Além disso, o próprio Cristo, pertence a essa comunidade, como sua cabeça e não só como seu Senhor e Mestre. Cristo não estava acima ou fora da Igreja. A Igreja está n'Ele. A Igreja não é meramente uma comunidade daqueles que acreditam em Cristo e seguem seus passos ou em seus mandamentos. Ela é comunidade daqueles que habitam, moram n'Ele e em quem Ele próprio está habitando e morando pelo Espírito. Cristãos são colocados à parte, "nascidos de novo", recriados e é dado a eles não só um novo padrão de vida como também um novo princípio: a nova vida no Senhor pelo Espírito. Eles são um "povo peculiar," "o povo da possessão do próprio Deus." O ponto é que a comunidade cristã, a ekklesía, é uma comunidade sacramental: communio in sacris, um "companheirismo em coisas sagradas," isto é, no Espírito Santo, ou até mesmo communio sanctorum (sanctorum sendo tomado como neutro e não como masculino talvez esse fosse o significado original da frase). A unidade da Igreja é efetuada através dos sacramentos: batismo e eucaristia são os dois "sacramentos sociais" da Igreja, e neles o verdadeiro significado da "junção" cristã é continuamente revelado e selado. Ou, ainda mais enfaticamente, os sacramentos constituem a Igreja. Só nos sacramentos a comunidade cristã vai além da medida puramente humana e torna-se a Igreja. Por isso, "a correta administração dos sacramentos" pertence à essência da Igreja. Os sacramentos devem de fato, serem recebidos "dignamente", portanto, não podem ser separados do esforço interior e da atitude espiritual dos fiéis. O batismo deve ser precedido por arrependimento e fé. A relação pessoal entre um aspirante e seu Senhor deve ser primeiro estabelecida pelo ouvir e receber do Verbo, a mensagem da salvação. E, de novo, um compromisso de fidelidade à Deus e seu Cristo é um pré-requisito e condição indispensável para a administração do sacramento (O primeiro significado da palavra sacramentum era precisamente "o compromisso" militar). Um catecúmeno já é "listado" entre os irmãos na base de sua fé. O dom batismal é recebido, e mantido por fé e fidelidade, pela firme permanência na fé e nas promessas. E, além disso, os sacramentos não são meramente sinais da fé professada, mas efetivos sinais da Graça salvadora, não só símbolos de aspiração e lealdade humanas, mas os símbolos exteriores da ação divina. Neles a nossa existência é ligada, ou melhor elevada para, a Vida divina, pelo Espírito, o doador de Vida.
━━━━━━━━
● Faça isto: Segundo o trecho sobre a Igreja, qual era o primeiro significado da palavra sacramentum?

● Dados disponíveis:
━━━━━━━━
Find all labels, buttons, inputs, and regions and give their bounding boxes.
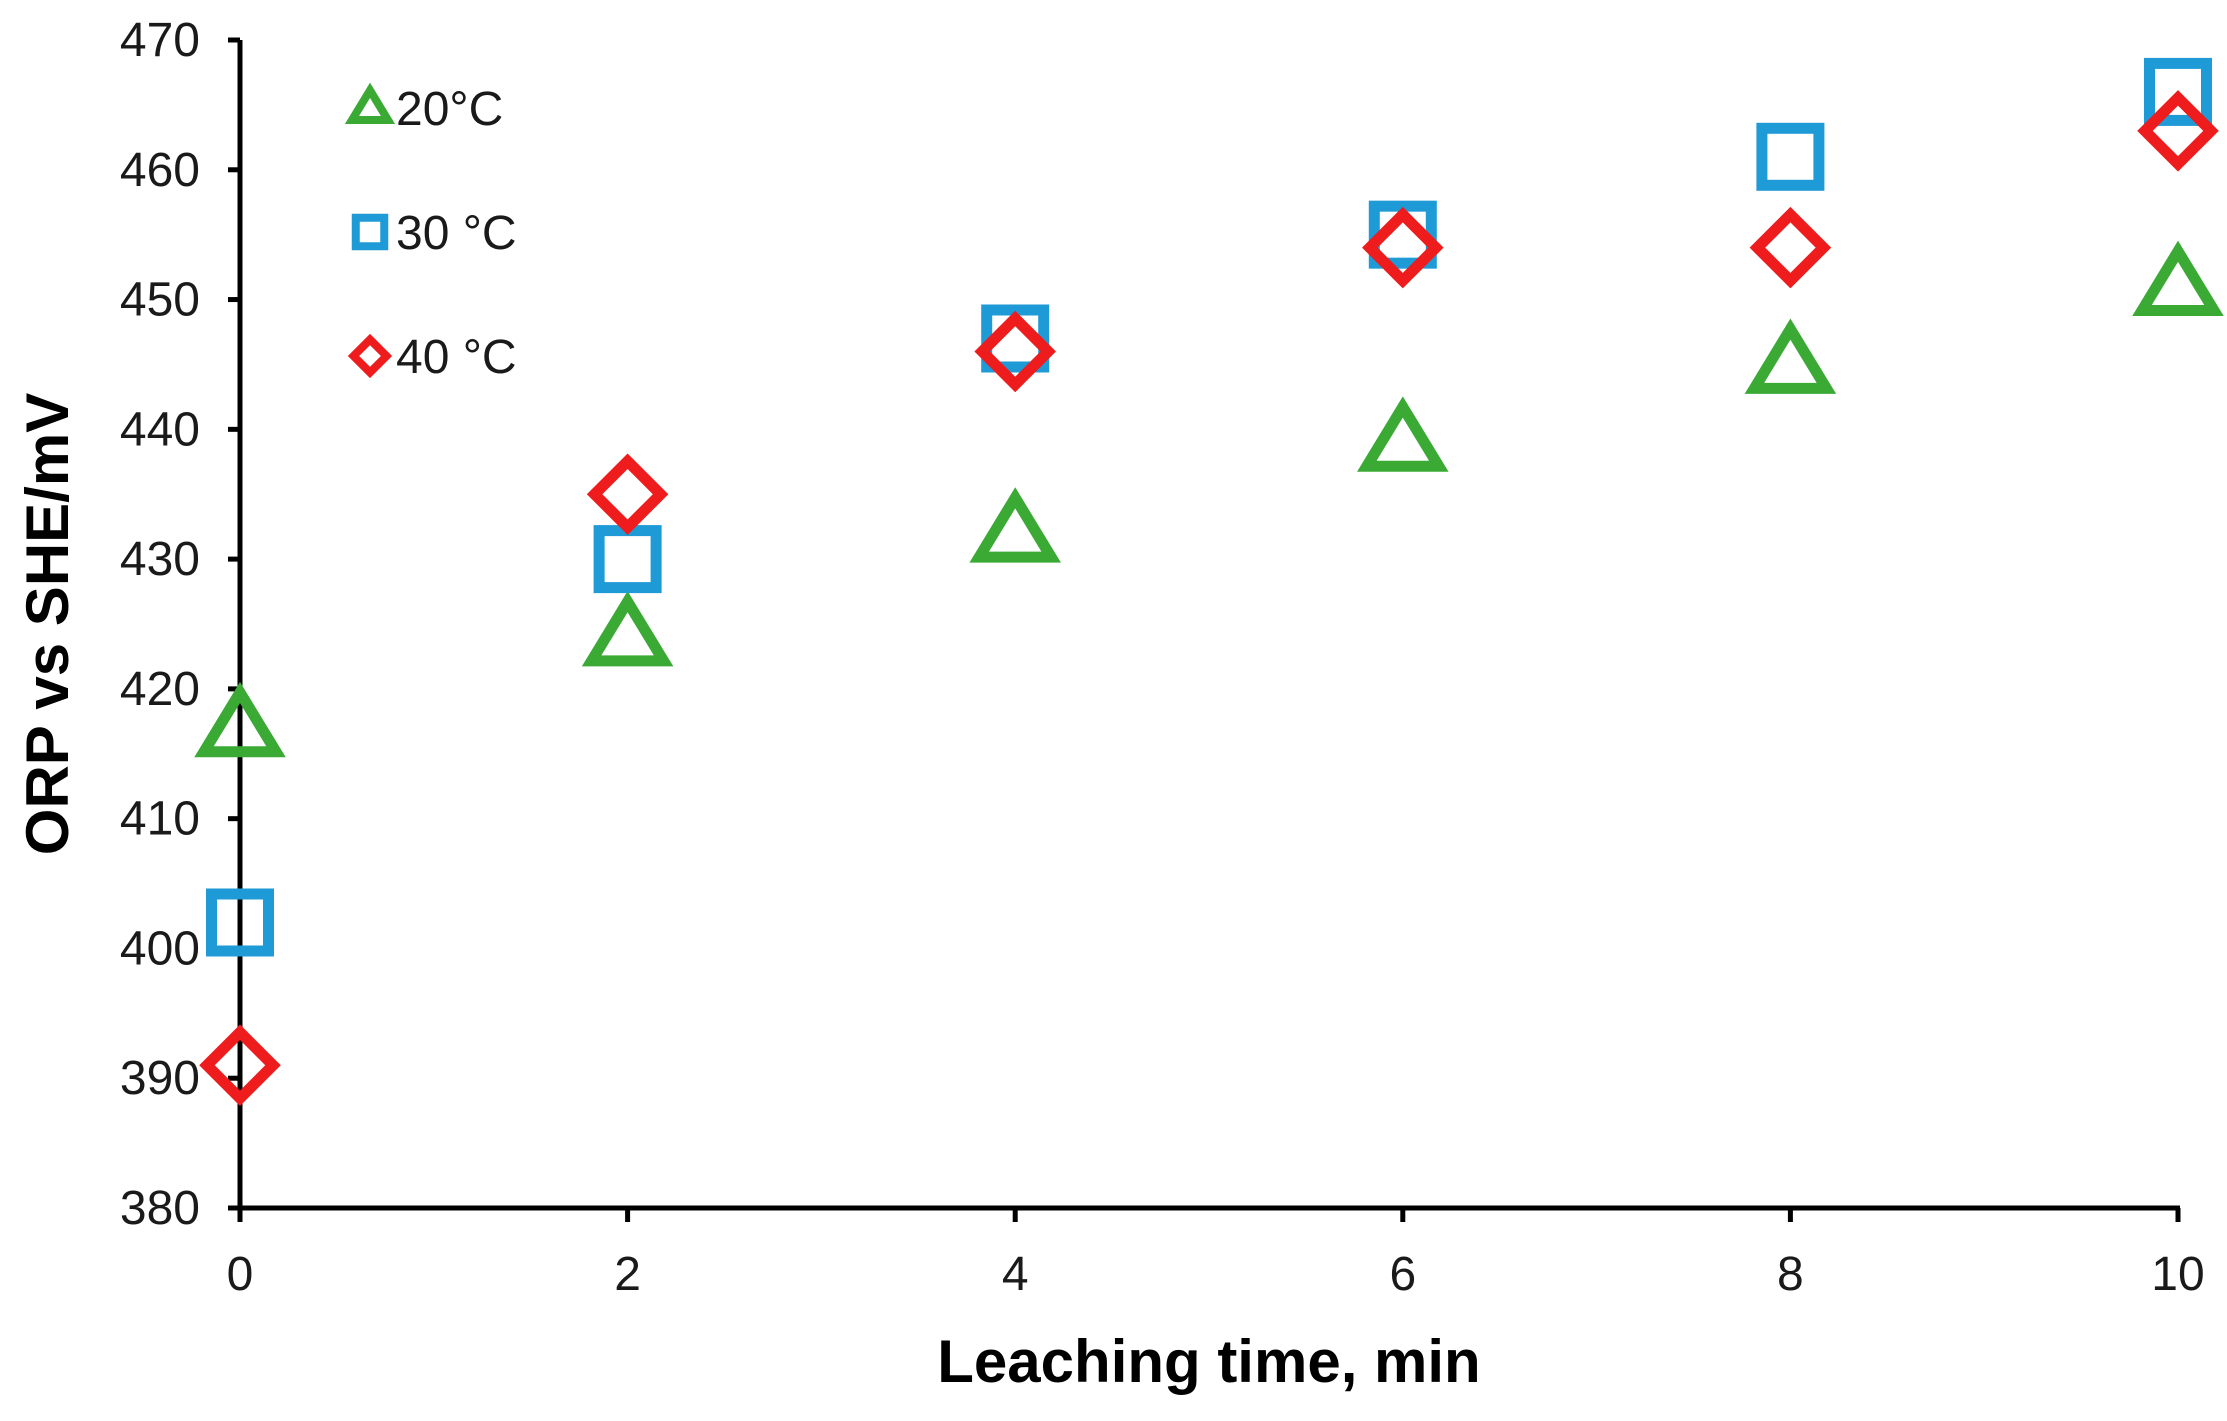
━━━━━━━━
● Resolução: Era precisamente o compromisso militar.